◆ Aim: From the entries below, pull out each line where "WEIGHT" appears.
#### Given records ####
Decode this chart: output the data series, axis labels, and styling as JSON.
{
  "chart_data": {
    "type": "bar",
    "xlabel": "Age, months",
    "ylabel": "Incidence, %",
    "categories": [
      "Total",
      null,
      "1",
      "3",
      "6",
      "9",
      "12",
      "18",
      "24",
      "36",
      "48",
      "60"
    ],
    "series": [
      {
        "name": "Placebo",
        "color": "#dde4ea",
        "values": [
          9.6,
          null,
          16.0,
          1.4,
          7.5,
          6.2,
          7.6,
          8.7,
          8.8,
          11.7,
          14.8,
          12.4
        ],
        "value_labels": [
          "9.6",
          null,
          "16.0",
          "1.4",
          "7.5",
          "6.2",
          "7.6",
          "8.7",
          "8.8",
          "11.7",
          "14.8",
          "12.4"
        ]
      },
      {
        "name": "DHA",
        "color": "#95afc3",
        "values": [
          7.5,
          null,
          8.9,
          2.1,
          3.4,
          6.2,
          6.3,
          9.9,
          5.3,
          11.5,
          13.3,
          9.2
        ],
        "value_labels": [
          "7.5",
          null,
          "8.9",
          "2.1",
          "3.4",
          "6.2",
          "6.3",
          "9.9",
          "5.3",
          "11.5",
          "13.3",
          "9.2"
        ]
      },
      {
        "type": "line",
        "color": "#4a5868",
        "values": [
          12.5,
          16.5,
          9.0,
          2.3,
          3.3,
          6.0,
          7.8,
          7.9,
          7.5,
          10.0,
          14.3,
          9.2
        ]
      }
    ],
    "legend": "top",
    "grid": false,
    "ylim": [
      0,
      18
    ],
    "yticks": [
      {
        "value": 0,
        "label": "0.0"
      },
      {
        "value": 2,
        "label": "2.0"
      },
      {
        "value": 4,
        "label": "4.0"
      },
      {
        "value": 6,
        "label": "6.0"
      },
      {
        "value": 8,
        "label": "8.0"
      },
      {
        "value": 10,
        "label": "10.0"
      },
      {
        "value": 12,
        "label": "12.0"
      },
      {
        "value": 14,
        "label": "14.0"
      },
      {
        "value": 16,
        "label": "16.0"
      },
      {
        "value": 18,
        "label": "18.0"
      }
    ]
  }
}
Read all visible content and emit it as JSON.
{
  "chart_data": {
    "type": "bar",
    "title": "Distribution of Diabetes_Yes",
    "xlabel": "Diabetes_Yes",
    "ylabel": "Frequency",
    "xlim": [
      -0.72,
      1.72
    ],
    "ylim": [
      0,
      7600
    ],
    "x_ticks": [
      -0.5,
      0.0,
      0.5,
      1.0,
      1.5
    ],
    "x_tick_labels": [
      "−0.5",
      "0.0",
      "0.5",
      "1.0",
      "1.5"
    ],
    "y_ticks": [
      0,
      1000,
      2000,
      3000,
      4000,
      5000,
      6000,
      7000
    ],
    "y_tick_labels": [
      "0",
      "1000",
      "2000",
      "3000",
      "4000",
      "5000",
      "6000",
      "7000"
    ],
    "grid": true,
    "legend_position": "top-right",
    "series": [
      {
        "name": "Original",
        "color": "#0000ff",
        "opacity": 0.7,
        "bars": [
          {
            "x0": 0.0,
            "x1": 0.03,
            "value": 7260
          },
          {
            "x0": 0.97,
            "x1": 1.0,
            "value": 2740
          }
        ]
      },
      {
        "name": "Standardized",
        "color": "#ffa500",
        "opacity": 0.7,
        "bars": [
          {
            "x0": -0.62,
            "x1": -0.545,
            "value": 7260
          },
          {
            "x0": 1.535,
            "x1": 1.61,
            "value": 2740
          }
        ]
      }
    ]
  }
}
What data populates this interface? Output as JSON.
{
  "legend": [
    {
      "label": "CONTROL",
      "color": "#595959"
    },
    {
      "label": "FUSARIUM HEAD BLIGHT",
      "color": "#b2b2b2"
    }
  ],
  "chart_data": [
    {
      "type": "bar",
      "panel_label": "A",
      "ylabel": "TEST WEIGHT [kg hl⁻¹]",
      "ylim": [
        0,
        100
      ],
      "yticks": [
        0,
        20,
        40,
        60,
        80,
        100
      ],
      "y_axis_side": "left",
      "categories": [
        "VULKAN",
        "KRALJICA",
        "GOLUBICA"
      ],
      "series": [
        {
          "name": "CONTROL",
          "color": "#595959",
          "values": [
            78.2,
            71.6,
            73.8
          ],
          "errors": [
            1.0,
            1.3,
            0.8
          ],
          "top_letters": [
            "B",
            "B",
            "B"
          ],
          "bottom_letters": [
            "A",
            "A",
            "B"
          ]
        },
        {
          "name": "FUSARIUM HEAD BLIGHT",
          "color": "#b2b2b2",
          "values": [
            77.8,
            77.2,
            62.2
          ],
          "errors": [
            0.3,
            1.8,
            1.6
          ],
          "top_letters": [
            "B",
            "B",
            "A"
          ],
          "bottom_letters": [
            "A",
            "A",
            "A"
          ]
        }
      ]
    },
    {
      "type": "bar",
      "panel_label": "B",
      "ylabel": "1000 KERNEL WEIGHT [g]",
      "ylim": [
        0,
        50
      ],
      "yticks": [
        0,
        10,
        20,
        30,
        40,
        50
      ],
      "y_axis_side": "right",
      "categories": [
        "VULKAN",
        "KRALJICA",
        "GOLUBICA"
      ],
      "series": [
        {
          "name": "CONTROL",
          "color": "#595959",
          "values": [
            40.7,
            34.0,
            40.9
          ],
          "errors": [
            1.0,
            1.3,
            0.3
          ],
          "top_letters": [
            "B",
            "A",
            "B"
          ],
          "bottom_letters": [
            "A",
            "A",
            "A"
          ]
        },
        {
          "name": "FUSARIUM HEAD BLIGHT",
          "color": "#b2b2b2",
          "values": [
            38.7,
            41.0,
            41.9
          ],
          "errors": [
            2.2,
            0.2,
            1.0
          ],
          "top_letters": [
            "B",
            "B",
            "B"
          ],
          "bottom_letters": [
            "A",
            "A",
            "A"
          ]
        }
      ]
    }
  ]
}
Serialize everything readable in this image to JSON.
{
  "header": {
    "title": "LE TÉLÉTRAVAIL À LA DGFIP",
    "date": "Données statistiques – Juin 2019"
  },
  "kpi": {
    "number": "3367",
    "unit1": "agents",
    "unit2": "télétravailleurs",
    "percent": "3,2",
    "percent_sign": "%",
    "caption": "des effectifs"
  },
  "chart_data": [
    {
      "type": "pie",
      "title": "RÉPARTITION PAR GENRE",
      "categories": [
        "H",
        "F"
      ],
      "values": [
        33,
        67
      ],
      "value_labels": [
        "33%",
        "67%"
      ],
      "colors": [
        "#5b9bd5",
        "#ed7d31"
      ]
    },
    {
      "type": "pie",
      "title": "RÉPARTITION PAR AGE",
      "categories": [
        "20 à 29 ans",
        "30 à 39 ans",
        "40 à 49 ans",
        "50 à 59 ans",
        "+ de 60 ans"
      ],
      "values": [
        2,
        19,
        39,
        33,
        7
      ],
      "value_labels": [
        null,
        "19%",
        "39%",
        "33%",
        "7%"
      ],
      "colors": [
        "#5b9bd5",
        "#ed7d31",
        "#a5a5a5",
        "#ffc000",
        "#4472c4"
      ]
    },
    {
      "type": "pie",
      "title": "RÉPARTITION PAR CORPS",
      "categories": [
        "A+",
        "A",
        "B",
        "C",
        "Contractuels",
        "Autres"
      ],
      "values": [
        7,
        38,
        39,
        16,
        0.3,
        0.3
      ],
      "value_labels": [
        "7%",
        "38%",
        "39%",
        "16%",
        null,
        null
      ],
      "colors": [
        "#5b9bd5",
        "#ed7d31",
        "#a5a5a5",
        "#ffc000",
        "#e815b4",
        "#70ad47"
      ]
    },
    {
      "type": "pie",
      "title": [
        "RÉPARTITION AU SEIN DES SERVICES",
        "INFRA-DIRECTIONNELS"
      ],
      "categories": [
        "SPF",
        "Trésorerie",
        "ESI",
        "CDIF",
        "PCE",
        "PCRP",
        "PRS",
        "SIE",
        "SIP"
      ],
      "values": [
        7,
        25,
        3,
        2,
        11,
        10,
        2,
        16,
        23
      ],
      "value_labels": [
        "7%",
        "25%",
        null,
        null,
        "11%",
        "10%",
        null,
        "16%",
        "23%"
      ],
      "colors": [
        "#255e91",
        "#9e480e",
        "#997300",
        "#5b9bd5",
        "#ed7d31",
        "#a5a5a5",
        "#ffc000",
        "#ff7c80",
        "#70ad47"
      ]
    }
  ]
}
####
◆ Output below:
      "ylabel": "TEST WEIGHT [kg hl⁻¹]",
      "ylabel": "1000 KERNEL WEIGHT [g]",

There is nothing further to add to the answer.